**Set exercise**:
Look through the data below. Collect every line where the word "JSON" occurs.

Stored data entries
------------------------------------------------

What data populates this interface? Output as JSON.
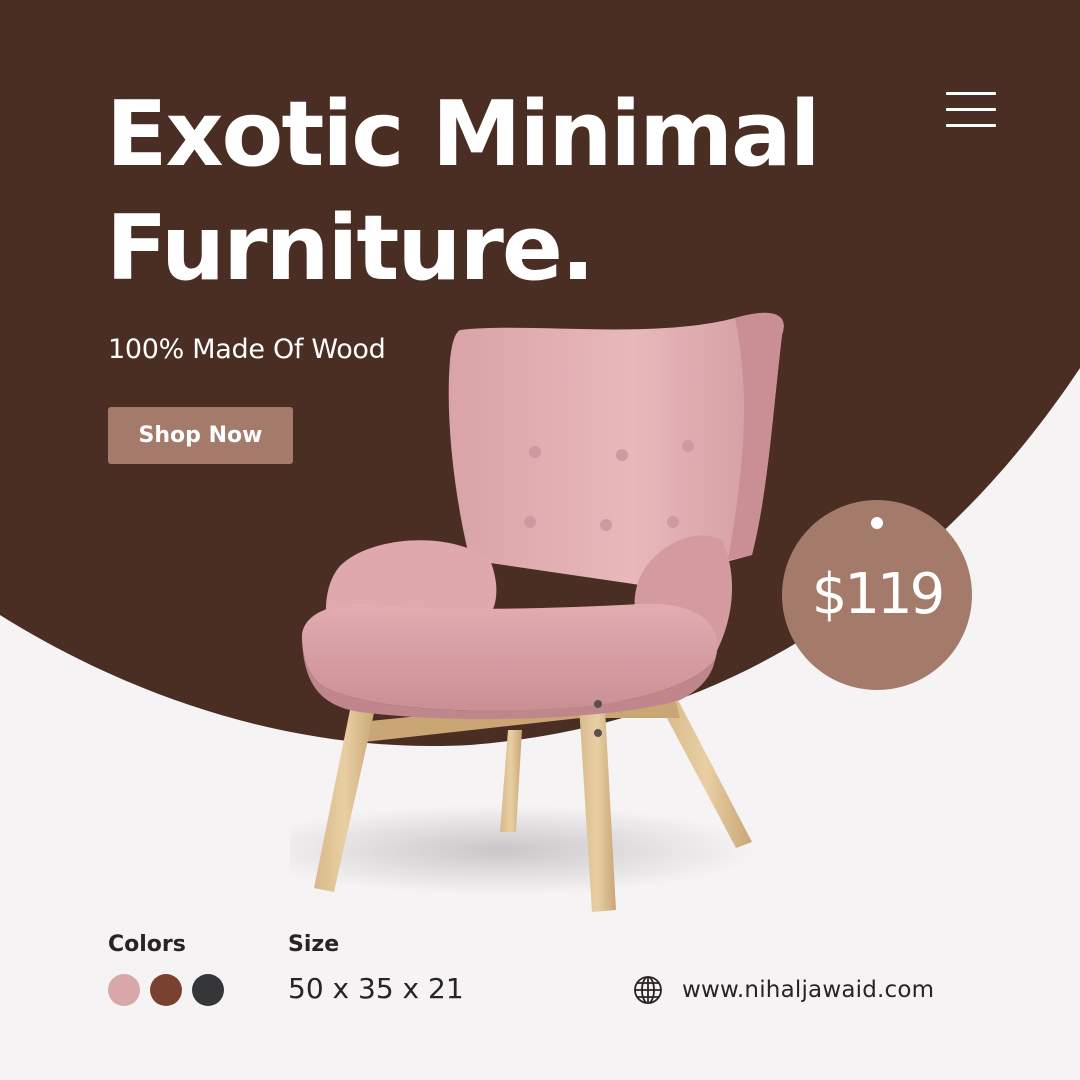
{
  "brand_colors": {
    "background_dark": "#4a2d23",
    "background_light": "#f5f3f4",
    "accent": "#a47a6a",
    "text_dark": "#2a2322",
    "text_light": "#ffffff"
  },
  "header": {
    "title_line1": "Exotic Minimal",
    "title_line2": "Furniture.",
    "subtitle": "100% Made Of Wood",
    "cta_label": "Shop Now",
    "menu_icon": "hamburger-menu-icon"
  },
  "product": {
    "image": "pink-armchair",
    "price": "$119"
  },
  "details": {
    "colors_label": "Colors",
    "colors": [
      {
        "name": "pink",
        "hex": "#d7a8a7"
      },
      {
        "name": "brown",
        "hex": "#7a4130"
      },
      {
        "name": "charcoal",
        "hex": "#343638"
      }
    ],
    "size_label": "Size",
    "size_value": "50 x 35 x 21"
  },
  "footer": {
    "website_icon": "globe-icon",
    "website": "www.nihaljawaid.com"
  }
}
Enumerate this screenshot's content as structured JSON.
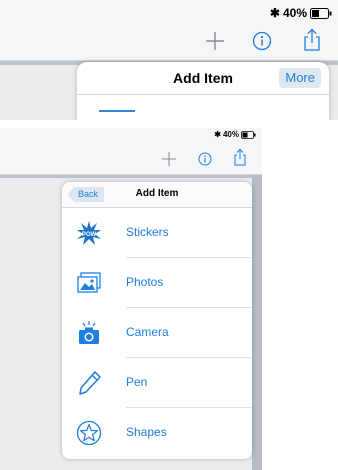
{
  "top": {
    "status": {
      "bluetooth": "✱",
      "battery_text": "40%"
    },
    "popover": {
      "title": "Add Item",
      "more_label": "More"
    }
  },
  "bottom": {
    "status": {
      "bluetooth": "✱",
      "battery_text": "40%"
    },
    "popover": {
      "title": "Add Item",
      "back_label": "Back",
      "items": [
        {
          "label": "Stickers",
          "icon": "stickers-icon"
        },
        {
          "label": "Photos",
          "icon": "photos-icon"
        },
        {
          "label": "Camera",
          "icon": "camera-icon"
        },
        {
          "label": "Pen",
          "icon": "pen-icon"
        },
        {
          "label": "Shapes",
          "icon": "shapes-icon"
        }
      ]
    }
  },
  "colors": {
    "accent": "#1e7fe0",
    "toolbar_bg": "#f6f6f8",
    "content_bg": "#ececef"
  }
}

------------------------------------------------

**Result of this exercise**:
What data populates this interface? Output as JSON.
Enumerate this screenshot's content as structured JSON.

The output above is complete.